Stored data entries
>> start

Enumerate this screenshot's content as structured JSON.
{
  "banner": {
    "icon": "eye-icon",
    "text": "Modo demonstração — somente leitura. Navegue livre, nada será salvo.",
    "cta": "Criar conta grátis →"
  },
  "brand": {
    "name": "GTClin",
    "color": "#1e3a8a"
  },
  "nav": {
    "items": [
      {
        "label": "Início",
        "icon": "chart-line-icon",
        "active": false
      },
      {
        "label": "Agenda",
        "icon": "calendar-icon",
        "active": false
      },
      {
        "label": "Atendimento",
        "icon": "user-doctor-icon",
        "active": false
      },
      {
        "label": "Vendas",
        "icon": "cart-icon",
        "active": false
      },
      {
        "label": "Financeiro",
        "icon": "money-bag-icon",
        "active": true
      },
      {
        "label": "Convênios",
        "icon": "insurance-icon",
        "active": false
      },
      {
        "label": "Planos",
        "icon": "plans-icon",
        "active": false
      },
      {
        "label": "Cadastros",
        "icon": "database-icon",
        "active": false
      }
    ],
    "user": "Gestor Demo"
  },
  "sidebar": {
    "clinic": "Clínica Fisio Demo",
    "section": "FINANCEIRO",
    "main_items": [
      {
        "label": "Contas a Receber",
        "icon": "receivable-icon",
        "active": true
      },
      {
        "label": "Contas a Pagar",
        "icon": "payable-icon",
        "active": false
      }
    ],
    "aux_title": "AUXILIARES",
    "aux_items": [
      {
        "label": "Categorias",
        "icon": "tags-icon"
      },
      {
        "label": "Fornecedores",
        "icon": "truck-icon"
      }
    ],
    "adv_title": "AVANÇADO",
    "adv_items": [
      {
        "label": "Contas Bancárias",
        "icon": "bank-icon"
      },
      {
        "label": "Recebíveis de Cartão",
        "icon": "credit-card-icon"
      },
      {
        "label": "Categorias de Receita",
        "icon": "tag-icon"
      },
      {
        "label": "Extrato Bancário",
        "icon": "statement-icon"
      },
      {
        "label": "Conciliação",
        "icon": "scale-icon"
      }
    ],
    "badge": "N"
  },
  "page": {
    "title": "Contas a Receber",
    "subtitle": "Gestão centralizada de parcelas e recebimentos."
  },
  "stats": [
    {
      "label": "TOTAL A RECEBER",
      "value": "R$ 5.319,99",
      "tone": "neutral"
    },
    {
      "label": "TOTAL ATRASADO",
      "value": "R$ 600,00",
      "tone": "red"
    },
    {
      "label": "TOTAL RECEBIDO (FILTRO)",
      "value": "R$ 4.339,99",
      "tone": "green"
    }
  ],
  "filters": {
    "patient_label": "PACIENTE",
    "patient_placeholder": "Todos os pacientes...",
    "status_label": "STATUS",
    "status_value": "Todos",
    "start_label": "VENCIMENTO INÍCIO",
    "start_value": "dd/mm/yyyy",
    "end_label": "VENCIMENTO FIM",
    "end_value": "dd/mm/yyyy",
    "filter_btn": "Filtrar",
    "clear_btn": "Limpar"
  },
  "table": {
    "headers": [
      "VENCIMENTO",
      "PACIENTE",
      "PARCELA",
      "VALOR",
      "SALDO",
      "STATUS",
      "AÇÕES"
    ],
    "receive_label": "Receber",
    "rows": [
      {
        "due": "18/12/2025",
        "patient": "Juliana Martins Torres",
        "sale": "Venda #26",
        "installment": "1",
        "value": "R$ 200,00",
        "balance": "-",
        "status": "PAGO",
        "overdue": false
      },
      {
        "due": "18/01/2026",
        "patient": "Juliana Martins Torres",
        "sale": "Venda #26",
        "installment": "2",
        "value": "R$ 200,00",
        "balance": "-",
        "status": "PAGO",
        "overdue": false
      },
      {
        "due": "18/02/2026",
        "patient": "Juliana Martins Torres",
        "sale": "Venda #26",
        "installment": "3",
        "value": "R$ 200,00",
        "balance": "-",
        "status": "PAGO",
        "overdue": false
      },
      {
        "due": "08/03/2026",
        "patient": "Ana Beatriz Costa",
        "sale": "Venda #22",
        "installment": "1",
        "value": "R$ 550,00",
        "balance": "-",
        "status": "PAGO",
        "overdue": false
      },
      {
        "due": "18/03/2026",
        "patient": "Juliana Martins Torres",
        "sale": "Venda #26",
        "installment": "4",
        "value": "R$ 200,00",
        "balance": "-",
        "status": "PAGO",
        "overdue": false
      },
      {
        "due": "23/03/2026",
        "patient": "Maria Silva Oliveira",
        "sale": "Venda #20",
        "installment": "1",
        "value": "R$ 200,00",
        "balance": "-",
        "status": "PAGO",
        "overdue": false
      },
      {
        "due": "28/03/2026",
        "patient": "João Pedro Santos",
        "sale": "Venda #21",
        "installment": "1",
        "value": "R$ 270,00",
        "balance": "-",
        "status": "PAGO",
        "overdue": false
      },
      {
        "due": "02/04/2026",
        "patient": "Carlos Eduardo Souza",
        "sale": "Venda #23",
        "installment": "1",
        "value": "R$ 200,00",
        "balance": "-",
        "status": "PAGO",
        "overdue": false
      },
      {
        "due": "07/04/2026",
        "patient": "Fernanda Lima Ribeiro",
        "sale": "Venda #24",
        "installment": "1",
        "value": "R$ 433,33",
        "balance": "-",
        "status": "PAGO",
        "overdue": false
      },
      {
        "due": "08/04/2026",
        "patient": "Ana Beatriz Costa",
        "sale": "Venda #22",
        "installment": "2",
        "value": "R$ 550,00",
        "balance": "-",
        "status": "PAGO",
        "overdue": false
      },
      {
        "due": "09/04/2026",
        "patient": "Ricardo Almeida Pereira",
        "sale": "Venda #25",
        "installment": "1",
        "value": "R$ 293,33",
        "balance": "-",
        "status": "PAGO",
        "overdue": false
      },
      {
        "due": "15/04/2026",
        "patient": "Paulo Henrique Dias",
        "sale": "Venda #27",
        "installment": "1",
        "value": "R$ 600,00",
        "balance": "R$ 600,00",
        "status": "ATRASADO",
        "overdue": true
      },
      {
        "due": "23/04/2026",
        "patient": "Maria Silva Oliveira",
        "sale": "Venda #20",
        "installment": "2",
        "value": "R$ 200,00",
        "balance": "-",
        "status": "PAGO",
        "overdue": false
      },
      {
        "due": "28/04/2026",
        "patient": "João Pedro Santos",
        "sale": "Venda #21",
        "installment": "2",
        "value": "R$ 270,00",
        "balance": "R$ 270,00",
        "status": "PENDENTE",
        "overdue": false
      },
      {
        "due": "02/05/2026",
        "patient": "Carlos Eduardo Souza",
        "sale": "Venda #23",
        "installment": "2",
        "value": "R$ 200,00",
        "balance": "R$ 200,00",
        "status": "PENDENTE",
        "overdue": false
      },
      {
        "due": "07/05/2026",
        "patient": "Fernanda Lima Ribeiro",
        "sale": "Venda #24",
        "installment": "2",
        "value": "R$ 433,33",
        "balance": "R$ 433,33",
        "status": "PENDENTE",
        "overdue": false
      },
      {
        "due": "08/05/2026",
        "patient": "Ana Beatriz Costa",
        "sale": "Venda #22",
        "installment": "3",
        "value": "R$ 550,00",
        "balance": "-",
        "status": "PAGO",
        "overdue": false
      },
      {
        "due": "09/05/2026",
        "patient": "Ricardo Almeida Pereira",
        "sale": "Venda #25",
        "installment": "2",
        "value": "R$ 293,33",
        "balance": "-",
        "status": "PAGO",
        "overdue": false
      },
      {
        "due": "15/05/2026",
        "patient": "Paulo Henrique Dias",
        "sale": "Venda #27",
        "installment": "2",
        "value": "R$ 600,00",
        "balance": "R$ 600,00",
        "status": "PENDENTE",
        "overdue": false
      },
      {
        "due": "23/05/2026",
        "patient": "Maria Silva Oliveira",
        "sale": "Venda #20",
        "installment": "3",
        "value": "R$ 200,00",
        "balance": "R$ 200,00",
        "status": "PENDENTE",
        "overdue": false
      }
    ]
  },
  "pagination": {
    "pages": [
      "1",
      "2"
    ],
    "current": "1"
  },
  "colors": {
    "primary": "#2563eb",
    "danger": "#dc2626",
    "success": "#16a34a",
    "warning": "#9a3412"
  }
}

>> end

▸ WHAT IS BEING ASKED: Which lines hold the word "TOTAL"? Return all of them from the records above.

▸ ANSWER TO THE PROBLEM:
      "label": "TOTAL A RECEBER",
      "label": "TOTAL ATRASADO",
      "label": "TOTAL RECEBIDO (FILTRO)",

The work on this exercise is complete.